(Recorded data)
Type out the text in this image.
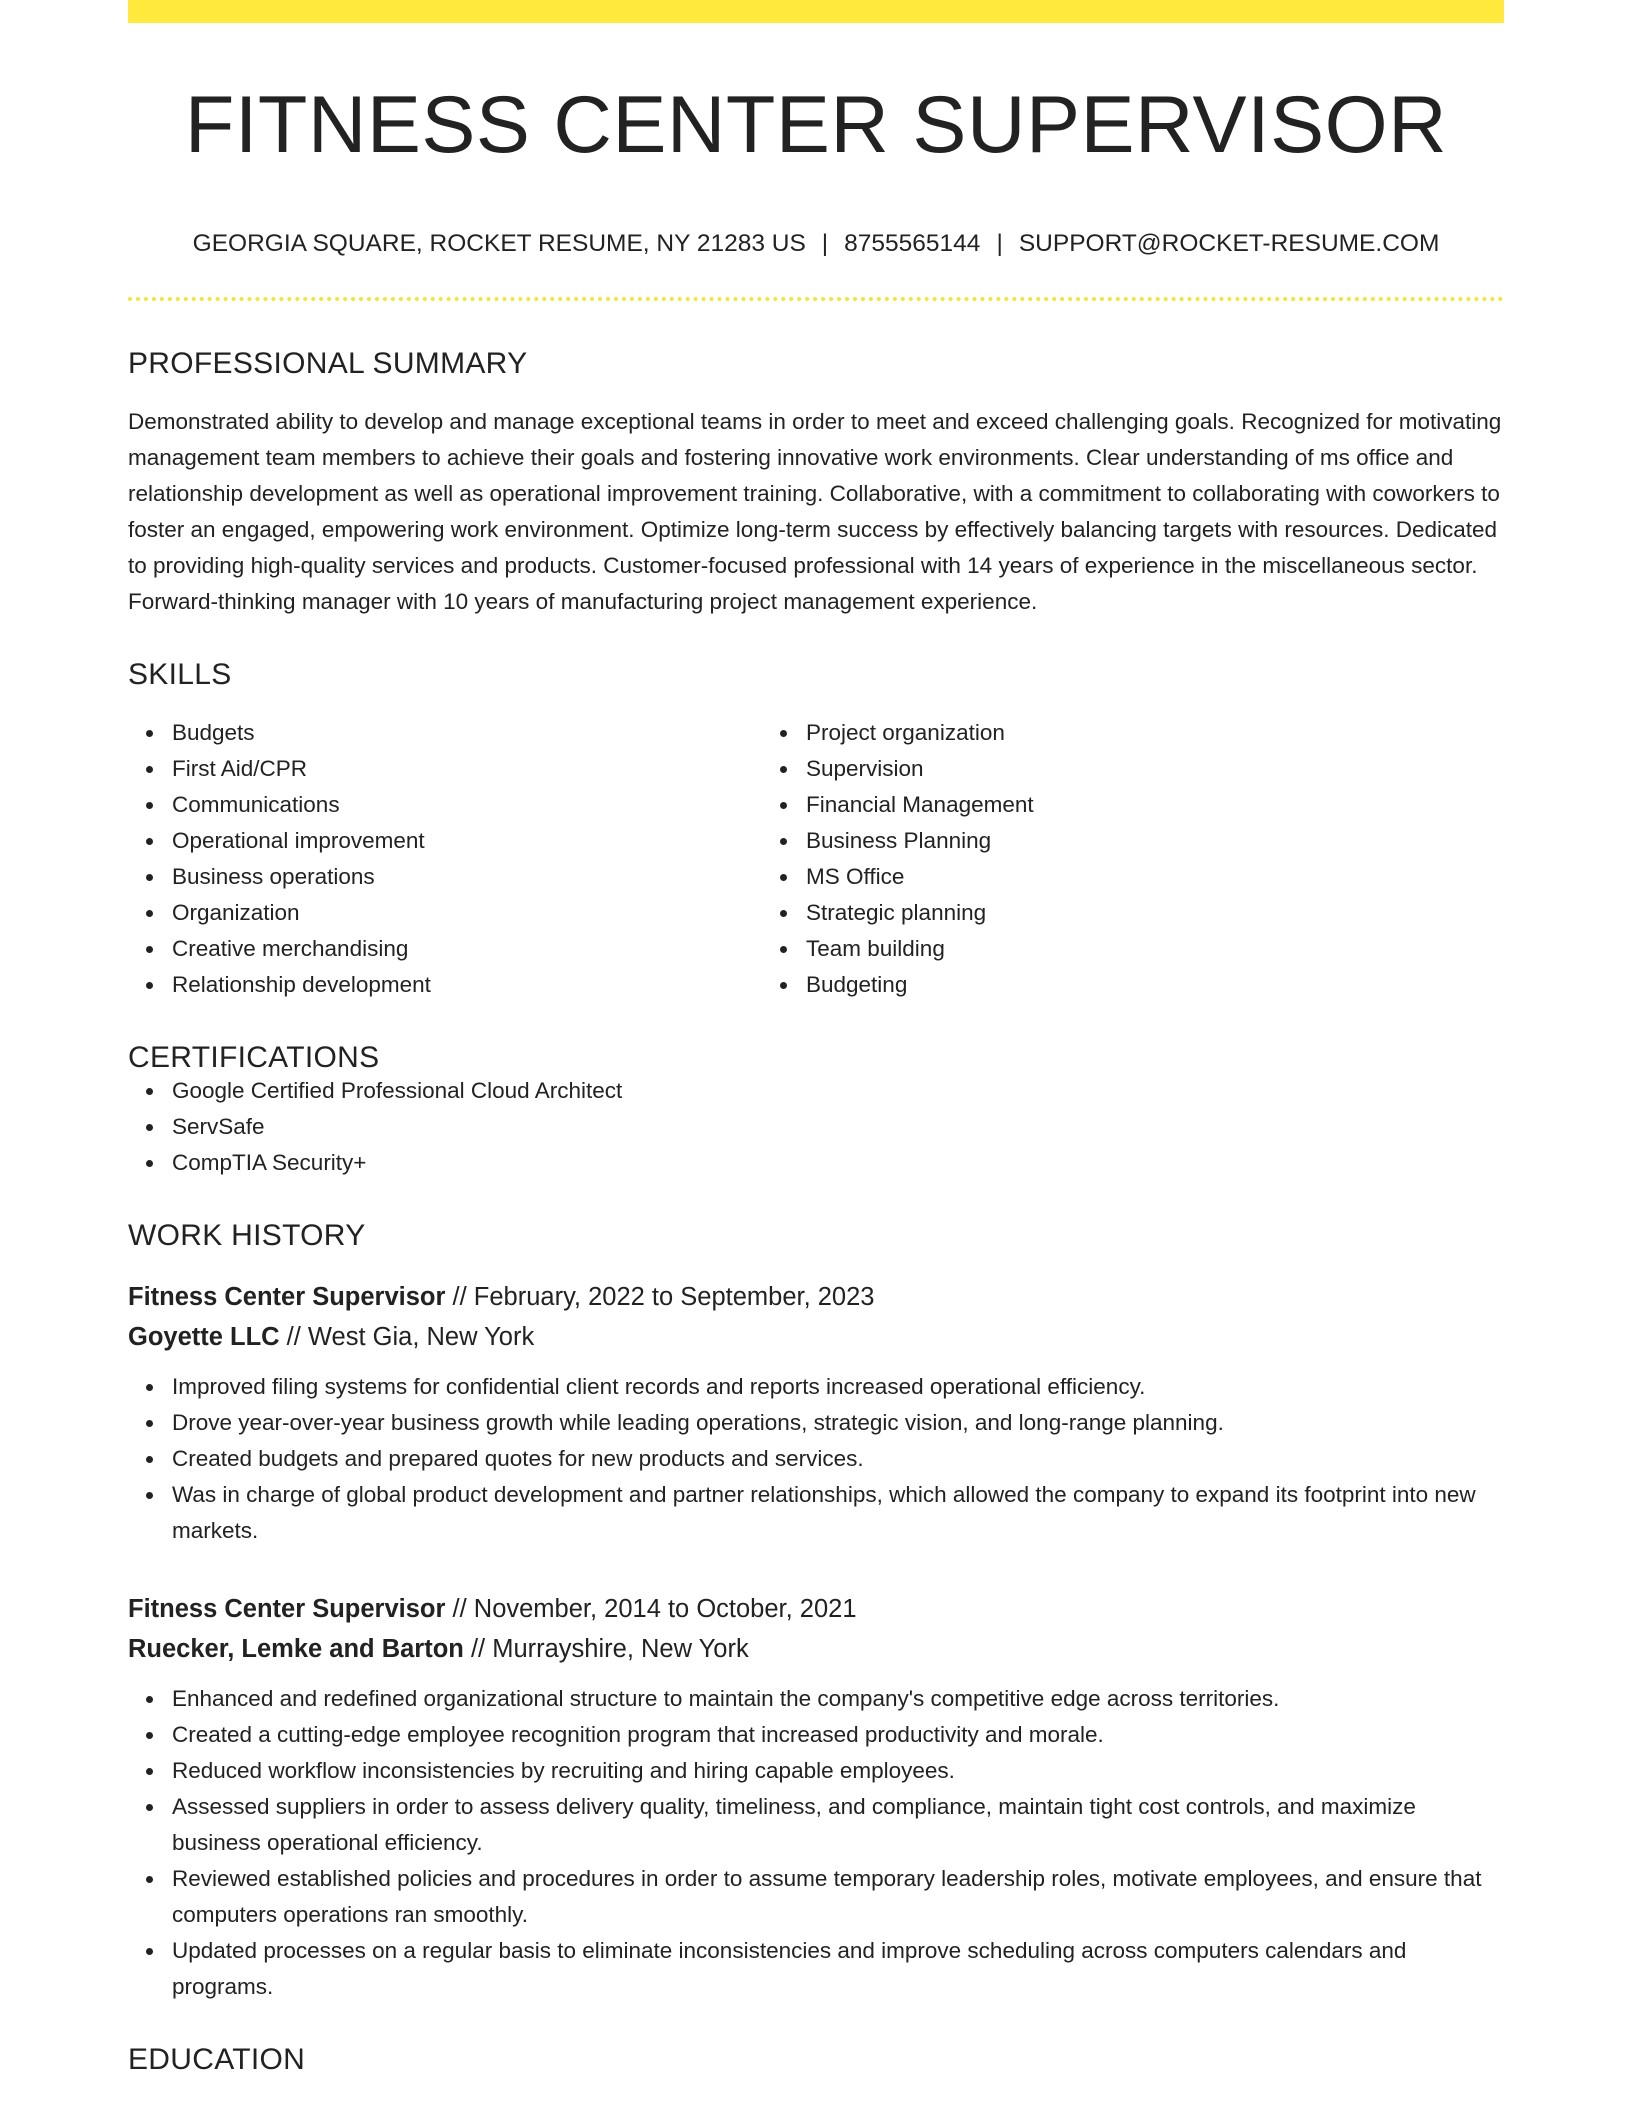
FITNESS CENTER SUPERVISOR
GEORGIA SQUARE, ROCKET RESUME, NY 21283 US | 8755565144 | SUPPORT@ROCKET-RESUME.COM
PROFESSIONAL SUMMARY
Demonstrated ability to develop and manage exceptional teams in order to meet and exceed challenging goals. Recognized for motivating management team members to achieve their goals and fostering innovative work environments. Clear understanding of ms office and relationship development as well as operational improvement training. Collaborative, with a commitment to collaborating with coworkers to foster an engaged, empowering work environment. Optimize long-term success by effectively balancing targets with resources. Dedicated to providing high-quality services and products. Customer-focused professional with 14 years of experience in the miscellaneous sector. Forward-thinking manager with 10 years of manufacturing project management experience.
SKILLS
Budgets
First Aid/CPR
Communications
Operational improvement
Business operations
Organization
Creative merchandising
Relationship development
Project organization
Supervision
Financial Management
Business Planning
MS Office
Strategic planning
Team building
Budgeting
CERTIFICATIONS
Google Certified Professional Cloud Architect
ServSafe
CompTIA Security+
WORK HISTORY
Fitness Center Supervisor // February, 2022 to September, 2023
Goyette LLC // West Gia, New York
Improved filing systems for confidential client records and reports increased operational efficiency.
Drove year-over-year business growth while leading operations, strategic vision, and long-range planning.
Created budgets and prepared quotes for new products and services.
Was in charge of global product development and partner relationships, which allowed the company to expand its footprint into new markets.
Fitness Center Supervisor // November, 2014 to October, 2021
Ruecker, Lemke and Barton // Murrayshire, New York
Enhanced and redefined organizational structure to maintain the company's competitive edge across territories.
Created a cutting-edge employee recognition program that increased productivity and morale.
Reduced workflow inconsistencies by recruiting and hiring capable employees.
Assessed suppliers in order to assess delivery quality, timeliness, and compliance, maintain tight cost controls, and maximize business operational efficiency.
Reviewed established policies and procedures in order to assume temporary leadership roles, motivate employees, and ensure that computers operations ran smoothly.
Updated processes on a regular basis to eliminate inconsistencies and improve scheduling across computers calendars and programs.
EDUCATION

Written exercise ::
Omitting all images, print the listing exactly.

Solution to this task ::
Type out the text in this image.
FITNESS CENTER SUPERVISOR
GEORGIA SQUARE, ROCKET RESUME, NY 21283 US | 8755565144 | SUPPORT@ROCKET-RESUME.COM
PROFESSIONAL SUMMARY
Demonstrated ability to develop and manage exceptional teams in order to meet and exceed challenging goals. Recognized for motivating management team members to achieve their goals and fostering innovative work environments. Clear understanding of ms office and relationship development as well as operational improvement training. Collaborative, with a commitment to collaborating with coworkers to foster an engaged, empowering work environment. Optimize long-term success by effectively balancing targets with resources. Dedicated to providing high-quality services and products. Customer-focused professional with 14 years of experience in the miscellaneous sector. Forward-thinking manager with 10 years of manufacturing project management experience.
SKILLS
Budgets
First Aid/CPR
Communications
Operational improvement
Business operations
Organization
Creative merchandising
Relationship development
Project organization
Supervision
Financial Management
Business Planning
MS Office
Strategic planning
Team building
Budgeting
CERTIFICATIONS
Google Certified Professional Cloud Architect
ServSafe
CompTIA Security+
WORK HISTORY
Fitness Center Supervisor // February, 2022 to September, 2023
Goyette LLC // West Gia, New York
Improved filing systems for confidential client records and reports increased operational efficiency.
Drove year-over-year business growth while leading operations, strategic vision, and long-range planning.
Created budgets and prepared quotes for new products and services.
Was in charge of global product development and partner relationships, which allowed the company to expand its footprint into new markets.
Fitness Center Supervisor // November, 2014 to October, 2021
Ruecker, Lemke and Barton // Murrayshire, New York
Enhanced and redefined organizational structure to maintain the company's competitive edge across territories.
Created a cutting-edge employee recognition program that increased productivity and morale.
Reduced workflow inconsistencies by recruiting and hiring capable employees.
Assessed suppliers in order to assess delivery quality, timeliness, and compliance, maintain tight cost controls, and maximize business operational efficiency.
Reviewed established policies and procedures in order to assume temporary leadership roles, motivate employees, and ensure that computers operations ran smoothly.
Updated processes on a regular basis to eliminate inconsistencies and improve scheduling across computers calendars and programs.
EDUCATION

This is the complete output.